REQUIRED WORK:
Pull out every line from the listing that has the word "class".

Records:
***
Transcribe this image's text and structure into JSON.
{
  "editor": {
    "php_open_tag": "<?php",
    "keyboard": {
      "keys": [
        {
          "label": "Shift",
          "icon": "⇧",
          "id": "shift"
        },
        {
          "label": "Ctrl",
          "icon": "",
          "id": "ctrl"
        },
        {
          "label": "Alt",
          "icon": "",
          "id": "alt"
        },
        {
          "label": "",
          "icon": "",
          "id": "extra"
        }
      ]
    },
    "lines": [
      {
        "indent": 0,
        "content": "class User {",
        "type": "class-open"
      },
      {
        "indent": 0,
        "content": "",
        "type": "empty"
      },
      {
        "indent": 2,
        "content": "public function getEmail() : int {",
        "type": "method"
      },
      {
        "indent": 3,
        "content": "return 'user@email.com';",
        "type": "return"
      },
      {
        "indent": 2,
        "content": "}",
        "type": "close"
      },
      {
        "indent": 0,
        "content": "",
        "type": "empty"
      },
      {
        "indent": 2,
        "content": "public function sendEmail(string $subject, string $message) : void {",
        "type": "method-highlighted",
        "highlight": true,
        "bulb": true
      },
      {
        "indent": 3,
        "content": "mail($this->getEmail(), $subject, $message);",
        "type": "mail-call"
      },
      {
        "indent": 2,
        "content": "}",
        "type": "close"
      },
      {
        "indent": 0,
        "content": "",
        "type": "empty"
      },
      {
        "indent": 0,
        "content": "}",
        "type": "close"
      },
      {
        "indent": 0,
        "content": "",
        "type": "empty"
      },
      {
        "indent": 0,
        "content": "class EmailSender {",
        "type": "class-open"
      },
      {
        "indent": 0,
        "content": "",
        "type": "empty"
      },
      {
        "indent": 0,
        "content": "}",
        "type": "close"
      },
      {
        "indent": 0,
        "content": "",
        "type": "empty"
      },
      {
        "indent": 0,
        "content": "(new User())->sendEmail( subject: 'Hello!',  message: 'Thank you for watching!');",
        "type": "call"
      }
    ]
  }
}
***
ANSWER FOR THIS EXERCISE:
        "content": "class User {",
        "type": "class-open"
        "content": "class EmailSender {",
        "type": "class-open"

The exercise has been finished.